Exercise goal:
Look through the lines and report how many include the word "clock", giving nothing but the number.
────────
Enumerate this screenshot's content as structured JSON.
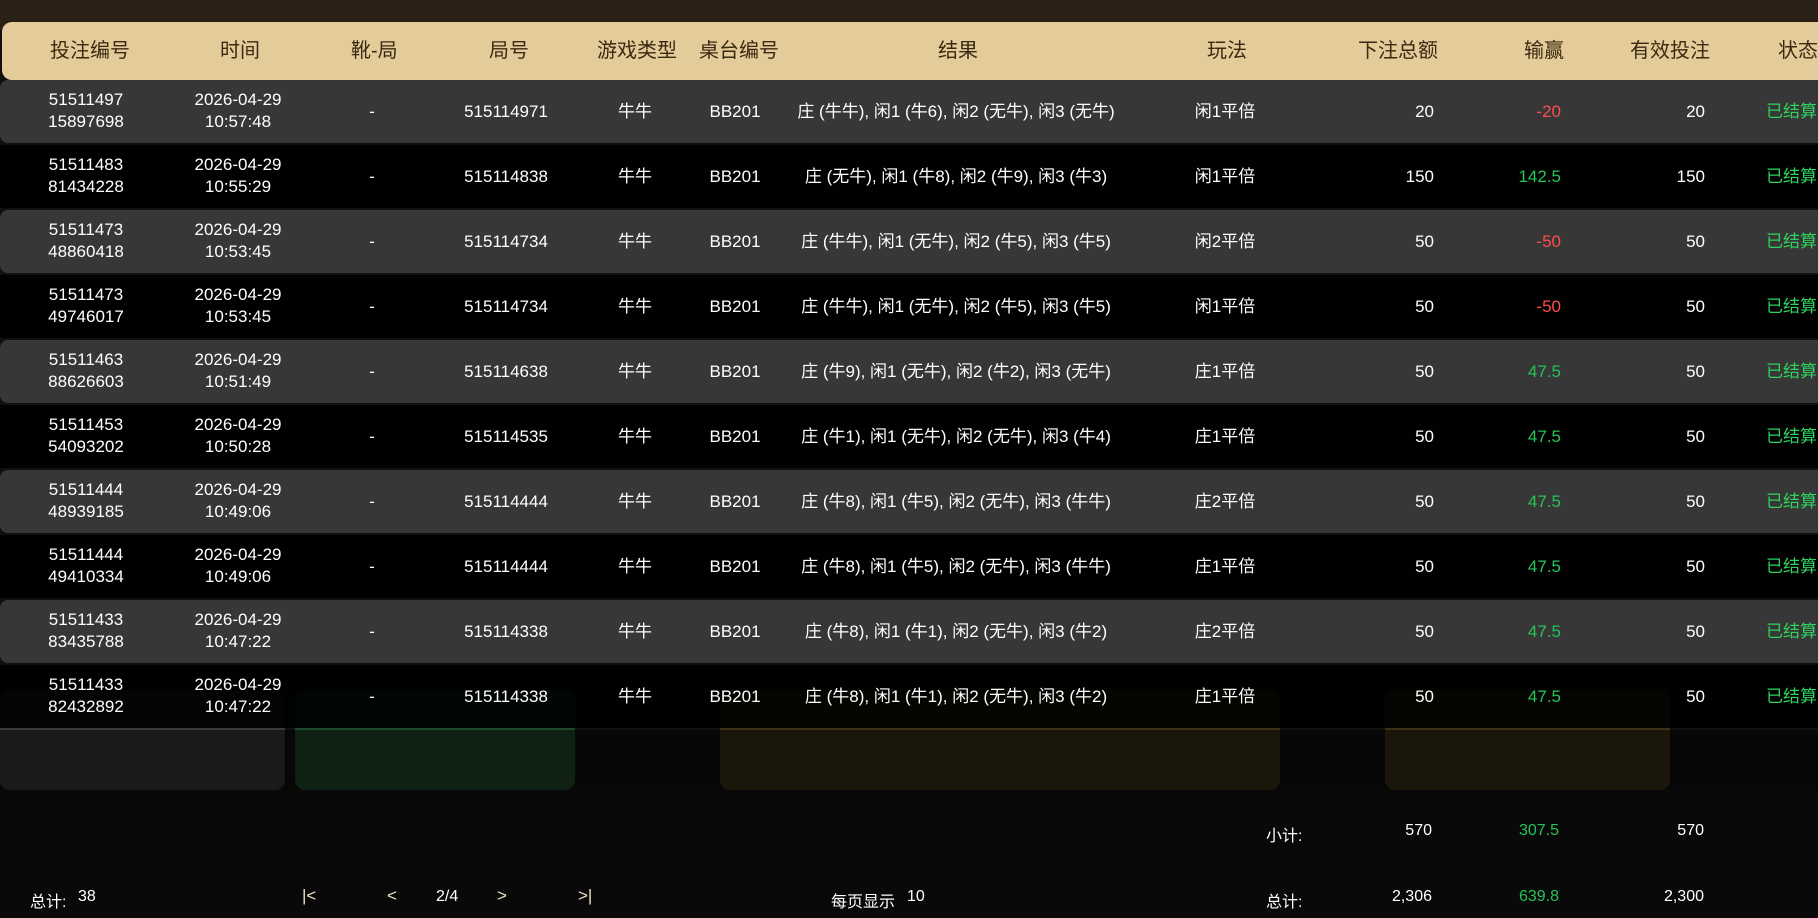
{
  "columns": {
    "bet_id": "投注编号",
    "time": "时间",
    "shoe_round": "靴-局",
    "round_no": "局号",
    "game_type": "游戏类型",
    "table_no": "桌台编号",
    "result": "结果",
    "play": "玩法",
    "bet_total": "下注总额",
    "win_loss": "输赢",
    "valid_bet": "有效投注",
    "status": "状态"
  },
  "rows": [
    {
      "id1": "51511497",
      "id2": "15897698",
      "date": "2026-04-29",
      "clock": "10:57:48",
      "shoe": "-",
      "round": "515114971",
      "game": "牛牛",
      "table": "BB201",
      "result": "庄 (牛牛), 闲1 (牛6), 闲2 (无牛), 闲3 (无牛)",
      "play": "闲1平倍",
      "bet": "20",
      "winloss": "-20",
      "sign": "neg",
      "valid": "20",
      "status": "已结算"
    },
    {
      "id1": "51511483",
      "id2": "81434228",
      "date": "2026-04-29",
      "clock": "10:55:29",
      "shoe": "-",
      "round": "515114838",
      "game": "牛牛",
      "table": "BB201",
      "result": "庄 (无牛), 闲1 (牛8), 闲2 (牛9), 闲3 (牛3)",
      "play": "闲1平倍",
      "bet": "150",
      "winloss": "142.5",
      "sign": "pos",
      "valid": "150",
      "status": "已结算"
    },
    {
      "id1": "51511473",
      "id2": "48860418",
      "date": "2026-04-29",
      "clock": "10:53:45",
      "shoe": "-",
      "round": "515114734",
      "game": "牛牛",
      "table": "BB201",
      "result": "庄 (牛牛), 闲1 (无牛), 闲2 (牛5), 闲3 (牛5)",
      "play": "闲2平倍",
      "bet": "50",
      "winloss": "-50",
      "sign": "neg",
      "valid": "50",
      "status": "已结算"
    },
    {
      "id1": "51511473",
      "id2": "49746017",
      "date": "2026-04-29",
      "clock": "10:53:45",
      "shoe": "-",
      "round": "515114734",
      "game": "牛牛",
      "table": "BB201",
      "result": "庄 (牛牛), 闲1 (无牛), 闲2 (牛5), 闲3 (牛5)",
      "play": "闲1平倍",
      "bet": "50",
      "winloss": "-50",
      "sign": "neg",
      "valid": "50",
      "status": "已结算"
    },
    {
      "id1": "51511463",
      "id2": "88626603",
      "date": "2026-04-29",
      "clock": "10:51:49",
      "shoe": "-",
      "round": "515114638",
      "game": "牛牛",
      "table": "BB201",
      "result": "庄 (牛9), 闲1 (无牛), 闲2 (牛2), 闲3 (无牛)",
      "play": "庄1平倍",
      "bet": "50",
      "winloss": "47.5",
      "sign": "pos",
      "valid": "50",
      "status": "已结算"
    },
    {
      "id1": "51511453",
      "id2": "54093202",
      "date": "2026-04-29",
      "clock": "10:50:28",
      "shoe": "-",
      "round": "515114535",
      "game": "牛牛",
      "table": "BB201",
      "result": "庄 (牛1), 闲1 (无牛), 闲2 (无牛), 闲3 (牛4)",
      "play": "庄1平倍",
      "bet": "50",
      "winloss": "47.5",
      "sign": "pos",
      "valid": "50",
      "status": "已结算"
    },
    {
      "id1": "51511444",
      "id2": "48939185",
      "date": "2026-04-29",
      "clock": "10:49:06",
      "shoe": "-",
      "round": "515114444",
      "game": "牛牛",
      "table": "BB201",
      "result": "庄 (牛8), 闲1 (牛5), 闲2 (无牛), 闲3 (牛牛)",
      "play": "庄2平倍",
      "bet": "50",
      "winloss": "47.5",
      "sign": "pos",
      "valid": "50",
      "status": "已结算"
    },
    {
      "id1": "51511444",
      "id2": "49410334",
      "date": "2026-04-29",
      "clock": "10:49:06",
      "shoe": "-",
      "round": "515114444",
      "game": "牛牛",
      "table": "BB201",
      "result": "庄 (牛8), 闲1 (牛5), 闲2 (无牛), 闲3 (牛牛)",
      "play": "庄1平倍",
      "bet": "50",
      "winloss": "47.5",
      "sign": "pos",
      "valid": "50",
      "status": "已结算"
    },
    {
      "id1": "51511433",
      "id2": "83435788",
      "date": "2026-04-29",
      "clock": "10:47:22",
      "shoe": "-",
      "round": "515114338",
      "game": "牛牛",
      "table": "BB201",
      "result": "庄 (牛8), 闲1 (牛1), 闲2 (无牛), 闲3 (牛2)",
      "play": "庄2平倍",
      "bet": "50",
      "winloss": "47.5",
      "sign": "pos",
      "valid": "50",
      "status": "已结算"
    },
    {
      "id1": "51511433",
      "id2": "82432892",
      "date": "2026-04-29",
      "clock": "10:47:22",
      "shoe": "-",
      "round": "515114338",
      "game": "牛牛",
      "table": "BB201",
      "result": "庄 (牛8), 闲1 (牛1), 闲2 (无牛), 闲3 (牛2)",
      "play": "庄1平倍",
      "bet": "50",
      "winloss": "47.5",
      "sign": "pos",
      "valid": "50",
      "status": "已结算"
    }
  ],
  "footer": {
    "total_count_label": "总计:",
    "total_count": "38",
    "first_page": "|<",
    "prev_page": "<",
    "page_indicator": "2/4",
    "next_page": ">",
    "last_page": ">|",
    "per_page_label": "每页显示",
    "per_page": "10",
    "subtotal_label": "小计:",
    "subtotal_bet": "570",
    "subtotal_winloss": "307.5",
    "subtotal_valid": "570",
    "grand_total_label": "总计:",
    "grand_total_bet": "2,306",
    "grand_total_winloss": "639.8",
    "grand_total_valid": "2,300"
  },
  "colors": {
    "header_bg": "#e3cb9a",
    "negative": "#ff4d4d",
    "positive": "#27c45a",
    "status_settled": "#2fd35e"
  }
}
────────
Response below:
10